▸ SHORT PROBLEM
Will you write out all the entries below exactly?

▸ DATA SHOWN
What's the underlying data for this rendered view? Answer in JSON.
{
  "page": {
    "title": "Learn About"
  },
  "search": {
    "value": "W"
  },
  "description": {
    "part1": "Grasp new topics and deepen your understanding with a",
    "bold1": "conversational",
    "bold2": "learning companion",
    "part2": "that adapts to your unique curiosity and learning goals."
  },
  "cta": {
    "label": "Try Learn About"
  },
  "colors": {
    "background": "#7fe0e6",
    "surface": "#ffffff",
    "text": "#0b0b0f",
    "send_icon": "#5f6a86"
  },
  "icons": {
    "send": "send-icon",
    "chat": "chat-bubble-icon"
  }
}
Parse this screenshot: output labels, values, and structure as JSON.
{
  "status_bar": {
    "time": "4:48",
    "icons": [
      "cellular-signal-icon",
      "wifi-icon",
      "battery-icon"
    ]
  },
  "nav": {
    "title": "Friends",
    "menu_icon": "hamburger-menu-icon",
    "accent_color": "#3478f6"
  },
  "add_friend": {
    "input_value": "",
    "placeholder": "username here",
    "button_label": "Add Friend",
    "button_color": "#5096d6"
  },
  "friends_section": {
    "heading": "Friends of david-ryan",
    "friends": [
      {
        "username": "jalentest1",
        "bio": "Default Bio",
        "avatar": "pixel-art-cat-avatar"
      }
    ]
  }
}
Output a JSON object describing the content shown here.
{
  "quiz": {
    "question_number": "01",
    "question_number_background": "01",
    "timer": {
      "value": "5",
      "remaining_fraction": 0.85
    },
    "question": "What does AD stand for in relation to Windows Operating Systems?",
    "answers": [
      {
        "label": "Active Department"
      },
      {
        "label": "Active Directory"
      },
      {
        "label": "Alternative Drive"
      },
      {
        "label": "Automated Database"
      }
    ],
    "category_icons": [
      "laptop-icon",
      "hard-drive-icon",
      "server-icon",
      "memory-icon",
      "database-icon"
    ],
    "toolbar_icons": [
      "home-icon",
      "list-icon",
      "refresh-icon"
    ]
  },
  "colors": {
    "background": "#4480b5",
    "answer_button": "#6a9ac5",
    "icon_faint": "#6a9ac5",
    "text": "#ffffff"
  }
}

▸ EXPECTED OUTPUT
What's the underlying data for this rendered view? Answer in JSON.
{
  "page": {
    "title": "Learn About"
  },
  "search": {
    "value": "W"
  },
  "description": {
    "part1": "Grasp new topics and deepen your understanding with a",
    "bold1": "conversational",
    "bold2": "learning companion",
    "part2": "that adapts to your unique curiosity and learning goals."
  },
  "cta": {
    "label": "Try Learn About"
  },
  "colors": {
    "background": "#7fe0e6",
    "surface": "#ffffff",
    "text": "#0b0b0f",
    "send_icon": "#5f6a86"
  },
  "icons": {
    "send": "send-icon",
    "chat": "chat-bubble-icon"
  }
}
Parse this screenshot: output labels, values, and structure as JSON.
{
  "status_bar": {
    "time": "4:48",
    "icons": [
      "cellular-signal-icon",
      "wifi-icon",
      "battery-icon"
    ]
  },
  "nav": {
    "title": "Friends",
    "menu_icon": "hamburger-menu-icon",
    "accent_color": "#3478f6"
  },
  "add_friend": {
    "input_value": "",
    "placeholder": "username here",
    "button_label": "Add Friend",
    "button_color": "#5096d6"
  },
  "friends_section": {
    "heading": "Friends of david-ryan",
    "friends": [
      {
        "username": "jalentest1",
        "bio": "Default Bio",
        "avatar": "pixel-art-cat-avatar"
      }
    ]
  }
}
Output a JSON object describing the content shown here.
{
  "quiz": {
    "question_number": "01",
    "question_number_background": "01",
    "timer": {
      "value": "5",
      "remaining_fraction": 0.85
    },
    "question": "What does AD stand for in relation to Windows Operating Systems?",
    "answers": [
      {
        "label": "Active Department"
      },
      {
        "label": "Active Directory"
      },
      {
        "label": "Alternative Drive"
      },
      {
        "label": "Automated Database"
      }
    ],
    "category_icons": [
      "laptop-icon",
      "hard-drive-icon",
      "server-icon",
      "memory-icon",
      "database-icon"
    ],
    "toolbar_icons": [
      "home-icon",
      "list-icon",
      "refresh-icon"
    ]
  },
  "colors": {
    "background": "#4480b5",
    "answer_button": "#6a9ac5",
    "icon_faint": "#6a9ac5",
    "text": "#ffffff"
  }
}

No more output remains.